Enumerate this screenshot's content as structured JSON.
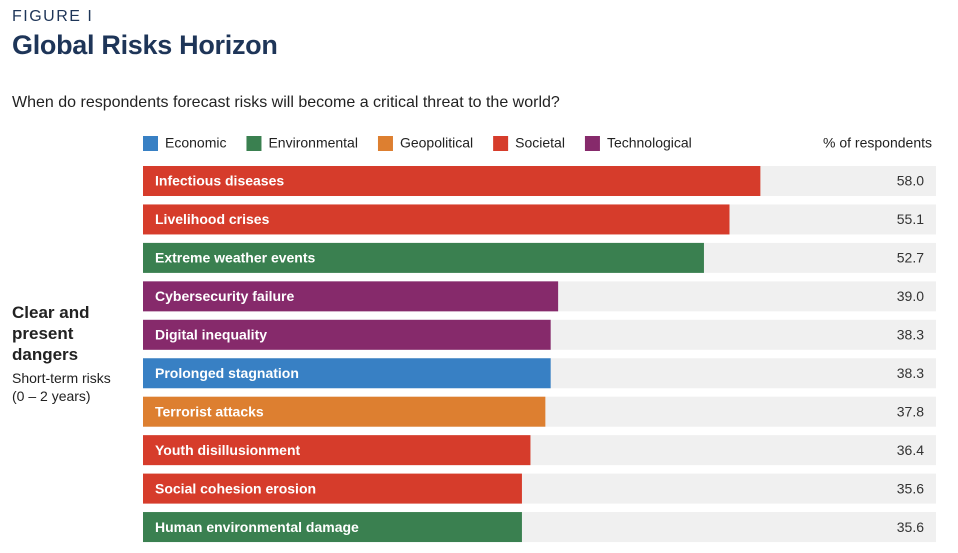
{
  "figure_label": "FIGURE I",
  "chart_data": {
    "type": "bar",
    "title": "Global Risks Horizon",
    "subtitle": "When do respondents forecast risks will become a critical threat to the world?",
    "value_axis_label": "% of respondents",
    "group_label": "Clear and present dangers",
    "group_sublabel": "Short-term risks (0 – 2 years)",
    "series": [
      {
        "name": "Economic",
        "color": "#3880c4"
      },
      {
        "name": "Environmental",
        "color": "#3a8050"
      },
      {
        "name": "Geopolitical",
        "color": "#dd7f30"
      },
      {
        "name": "Societal",
        "color": "#d63c2b"
      },
      {
        "name": "Technological",
        "color": "#862a6b"
      }
    ],
    "categories": [
      "Infectious diseases",
      "Livelihood crises",
      "Extreme weather events",
      "Cybersecurity failure",
      "Digital inequality",
      "Prolonged stagnation",
      "Terrorist attacks",
      "Youth disillusionment",
      "Social cohesion erosion",
      "Human environmental damage"
    ],
    "values": [
      58.0,
      55.1,
      52.7,
      39.0,
      38.3,
      38.3,
      37.8,
      36.4,
      35.6,
      35.6
    ],
    "value_labels": [
      "58.0",
      "55.1",
      "52.7",
      "39.0",
      "38.3",
      "38.3",
      "37.8",
      "36.4",
      "35.6",
      "35.6"
    ],
    "colors": [
      "#d63c2b",
      "#d63c2b",
      "#3a8050",
      "#862a6b",
      "#862a6b",
      "#3880c4",
      "#dd7f30",
      "#d63c2b",
      "#d63c2b",
      "#3a8050"
    ],
    "xlim": [
      0,
      74.5
    ],
    "track_color": "#f0f0f0"
  }
}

• _Task goal_:
Using the material above, copy every line in which the string "respondents" occurs.

• _Result_:
    "subtitle": "When do respondents forecast risks will become a critical threat to the world?",
    "value_axis_label": "% of respondents",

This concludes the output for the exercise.